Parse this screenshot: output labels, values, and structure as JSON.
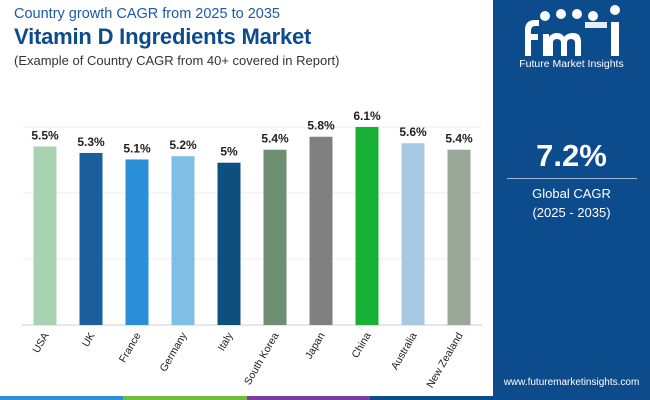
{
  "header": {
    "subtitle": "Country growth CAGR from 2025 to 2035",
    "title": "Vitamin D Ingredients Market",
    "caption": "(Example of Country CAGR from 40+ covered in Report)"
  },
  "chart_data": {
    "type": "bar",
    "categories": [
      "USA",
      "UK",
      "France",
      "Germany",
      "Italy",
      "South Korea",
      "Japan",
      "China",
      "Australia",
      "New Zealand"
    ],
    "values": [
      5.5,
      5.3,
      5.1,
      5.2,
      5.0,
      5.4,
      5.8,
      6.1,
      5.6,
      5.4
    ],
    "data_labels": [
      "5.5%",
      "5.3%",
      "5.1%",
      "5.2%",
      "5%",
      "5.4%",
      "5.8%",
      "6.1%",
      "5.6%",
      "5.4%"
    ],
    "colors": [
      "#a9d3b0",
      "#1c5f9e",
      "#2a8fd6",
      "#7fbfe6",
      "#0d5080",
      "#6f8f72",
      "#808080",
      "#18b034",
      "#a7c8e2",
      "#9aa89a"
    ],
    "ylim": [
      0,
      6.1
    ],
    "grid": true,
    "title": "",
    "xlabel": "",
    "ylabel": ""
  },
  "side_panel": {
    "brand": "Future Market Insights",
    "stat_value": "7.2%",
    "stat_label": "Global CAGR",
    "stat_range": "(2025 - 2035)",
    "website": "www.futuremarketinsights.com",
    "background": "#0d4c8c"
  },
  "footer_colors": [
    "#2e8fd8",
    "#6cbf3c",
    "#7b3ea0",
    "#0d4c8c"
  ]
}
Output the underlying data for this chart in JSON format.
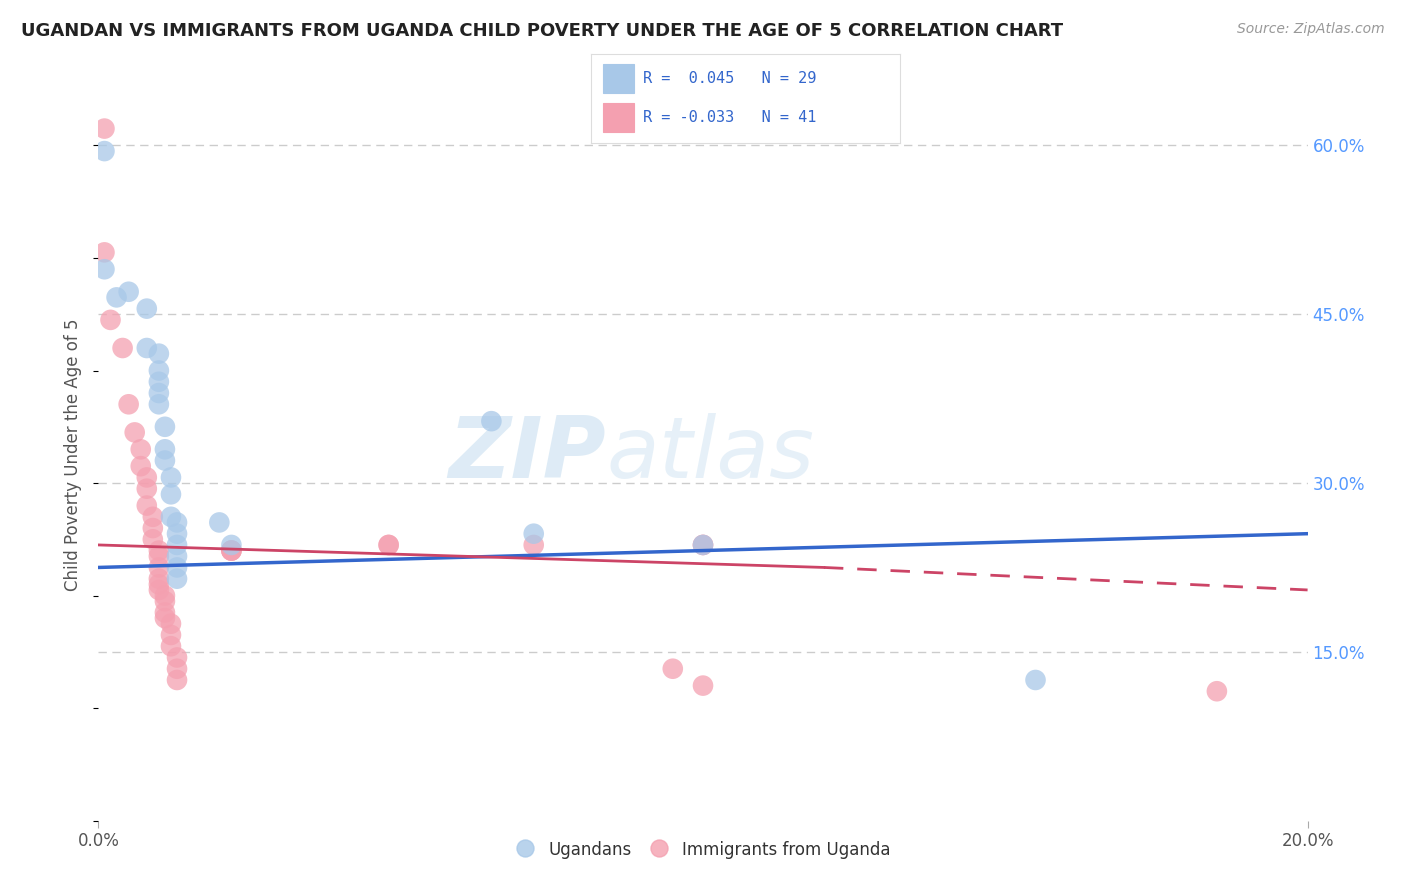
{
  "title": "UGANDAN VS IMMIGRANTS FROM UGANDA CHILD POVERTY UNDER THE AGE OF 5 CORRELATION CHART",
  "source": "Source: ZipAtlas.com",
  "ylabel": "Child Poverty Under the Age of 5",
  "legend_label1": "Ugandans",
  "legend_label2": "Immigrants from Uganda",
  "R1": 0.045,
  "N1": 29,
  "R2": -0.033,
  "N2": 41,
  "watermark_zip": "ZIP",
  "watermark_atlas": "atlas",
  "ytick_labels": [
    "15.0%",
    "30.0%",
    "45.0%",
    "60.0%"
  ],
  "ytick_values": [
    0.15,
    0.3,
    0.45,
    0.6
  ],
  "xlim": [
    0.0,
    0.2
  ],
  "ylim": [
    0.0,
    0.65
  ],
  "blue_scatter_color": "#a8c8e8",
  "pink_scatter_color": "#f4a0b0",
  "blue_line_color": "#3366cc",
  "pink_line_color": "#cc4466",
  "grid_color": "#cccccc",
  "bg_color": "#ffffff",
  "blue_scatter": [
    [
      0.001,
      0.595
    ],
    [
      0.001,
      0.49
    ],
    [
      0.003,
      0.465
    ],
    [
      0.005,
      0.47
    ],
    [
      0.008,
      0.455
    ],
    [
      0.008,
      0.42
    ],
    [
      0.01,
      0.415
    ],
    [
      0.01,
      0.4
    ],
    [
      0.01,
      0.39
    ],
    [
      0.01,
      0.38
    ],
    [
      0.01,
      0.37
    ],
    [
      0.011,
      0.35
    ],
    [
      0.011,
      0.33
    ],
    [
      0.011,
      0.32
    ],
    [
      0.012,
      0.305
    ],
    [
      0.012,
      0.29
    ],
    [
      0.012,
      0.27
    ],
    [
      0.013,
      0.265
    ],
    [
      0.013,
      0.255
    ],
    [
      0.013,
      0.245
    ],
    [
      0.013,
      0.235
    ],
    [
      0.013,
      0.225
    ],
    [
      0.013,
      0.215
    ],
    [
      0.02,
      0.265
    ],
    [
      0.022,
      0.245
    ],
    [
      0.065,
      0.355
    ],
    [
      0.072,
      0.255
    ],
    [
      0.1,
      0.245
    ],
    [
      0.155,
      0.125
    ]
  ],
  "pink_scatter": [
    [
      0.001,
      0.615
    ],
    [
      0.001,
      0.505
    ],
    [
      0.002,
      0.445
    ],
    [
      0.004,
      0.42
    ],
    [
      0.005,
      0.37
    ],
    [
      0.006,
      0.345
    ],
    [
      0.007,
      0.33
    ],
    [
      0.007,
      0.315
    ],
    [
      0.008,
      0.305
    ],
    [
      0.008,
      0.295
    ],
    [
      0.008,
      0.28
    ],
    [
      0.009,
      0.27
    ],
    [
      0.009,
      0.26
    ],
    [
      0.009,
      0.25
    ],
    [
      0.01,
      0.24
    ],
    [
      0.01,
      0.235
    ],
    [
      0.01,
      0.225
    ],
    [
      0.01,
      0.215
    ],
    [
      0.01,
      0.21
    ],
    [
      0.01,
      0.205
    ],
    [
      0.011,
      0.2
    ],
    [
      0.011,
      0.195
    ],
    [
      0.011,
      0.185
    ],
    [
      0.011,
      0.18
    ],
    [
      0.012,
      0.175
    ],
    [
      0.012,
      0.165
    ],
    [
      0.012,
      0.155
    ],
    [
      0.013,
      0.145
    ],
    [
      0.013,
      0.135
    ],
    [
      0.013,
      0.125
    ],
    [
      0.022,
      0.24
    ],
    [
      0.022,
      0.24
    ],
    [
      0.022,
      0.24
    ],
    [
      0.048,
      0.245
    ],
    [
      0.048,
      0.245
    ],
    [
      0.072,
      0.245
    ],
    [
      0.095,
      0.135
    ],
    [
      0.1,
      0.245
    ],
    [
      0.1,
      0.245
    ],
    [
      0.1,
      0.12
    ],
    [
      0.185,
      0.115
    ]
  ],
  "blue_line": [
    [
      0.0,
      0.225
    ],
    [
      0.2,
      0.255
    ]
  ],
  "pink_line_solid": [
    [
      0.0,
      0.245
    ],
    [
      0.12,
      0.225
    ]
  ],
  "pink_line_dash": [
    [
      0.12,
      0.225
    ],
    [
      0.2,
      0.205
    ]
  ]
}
---
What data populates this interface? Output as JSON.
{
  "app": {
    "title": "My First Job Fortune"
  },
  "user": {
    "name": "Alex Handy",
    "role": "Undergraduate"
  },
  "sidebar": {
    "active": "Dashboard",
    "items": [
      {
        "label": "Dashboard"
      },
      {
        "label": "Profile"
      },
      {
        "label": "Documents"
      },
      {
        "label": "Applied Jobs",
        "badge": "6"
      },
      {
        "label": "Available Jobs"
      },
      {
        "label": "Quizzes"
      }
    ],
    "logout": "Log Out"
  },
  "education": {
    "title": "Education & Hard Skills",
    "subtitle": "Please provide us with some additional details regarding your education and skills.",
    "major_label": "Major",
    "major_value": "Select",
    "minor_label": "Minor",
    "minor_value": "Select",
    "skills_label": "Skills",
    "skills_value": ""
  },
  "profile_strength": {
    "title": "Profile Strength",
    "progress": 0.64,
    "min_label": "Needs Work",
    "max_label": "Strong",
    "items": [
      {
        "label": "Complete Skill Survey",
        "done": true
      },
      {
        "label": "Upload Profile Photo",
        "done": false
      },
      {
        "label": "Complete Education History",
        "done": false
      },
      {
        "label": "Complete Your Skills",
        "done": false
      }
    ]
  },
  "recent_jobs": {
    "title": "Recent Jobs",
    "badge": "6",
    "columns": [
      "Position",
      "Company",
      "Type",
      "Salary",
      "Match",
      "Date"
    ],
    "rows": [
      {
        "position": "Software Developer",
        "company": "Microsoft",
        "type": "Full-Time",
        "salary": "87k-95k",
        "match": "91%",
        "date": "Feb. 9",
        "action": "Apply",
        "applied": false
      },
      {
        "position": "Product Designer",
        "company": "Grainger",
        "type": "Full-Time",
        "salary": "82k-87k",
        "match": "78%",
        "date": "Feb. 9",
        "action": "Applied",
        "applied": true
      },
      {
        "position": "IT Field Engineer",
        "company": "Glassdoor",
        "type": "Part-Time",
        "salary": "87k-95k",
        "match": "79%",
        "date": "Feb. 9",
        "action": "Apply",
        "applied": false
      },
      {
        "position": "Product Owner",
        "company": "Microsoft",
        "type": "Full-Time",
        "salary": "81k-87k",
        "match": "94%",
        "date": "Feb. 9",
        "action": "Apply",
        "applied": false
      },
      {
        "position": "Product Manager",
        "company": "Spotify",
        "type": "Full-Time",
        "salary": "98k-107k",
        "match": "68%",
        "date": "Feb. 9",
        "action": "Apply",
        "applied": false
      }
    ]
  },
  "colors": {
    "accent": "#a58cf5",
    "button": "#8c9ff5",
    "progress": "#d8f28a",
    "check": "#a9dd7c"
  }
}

JOB:
List each line holding the string "JSON".

FINISHED EXERCISE:
Parse this screenshot: output labels, values, and structure as JSON.
Output the underlying data for this chart in JSON format.
What data populates this interface? Output as JSON.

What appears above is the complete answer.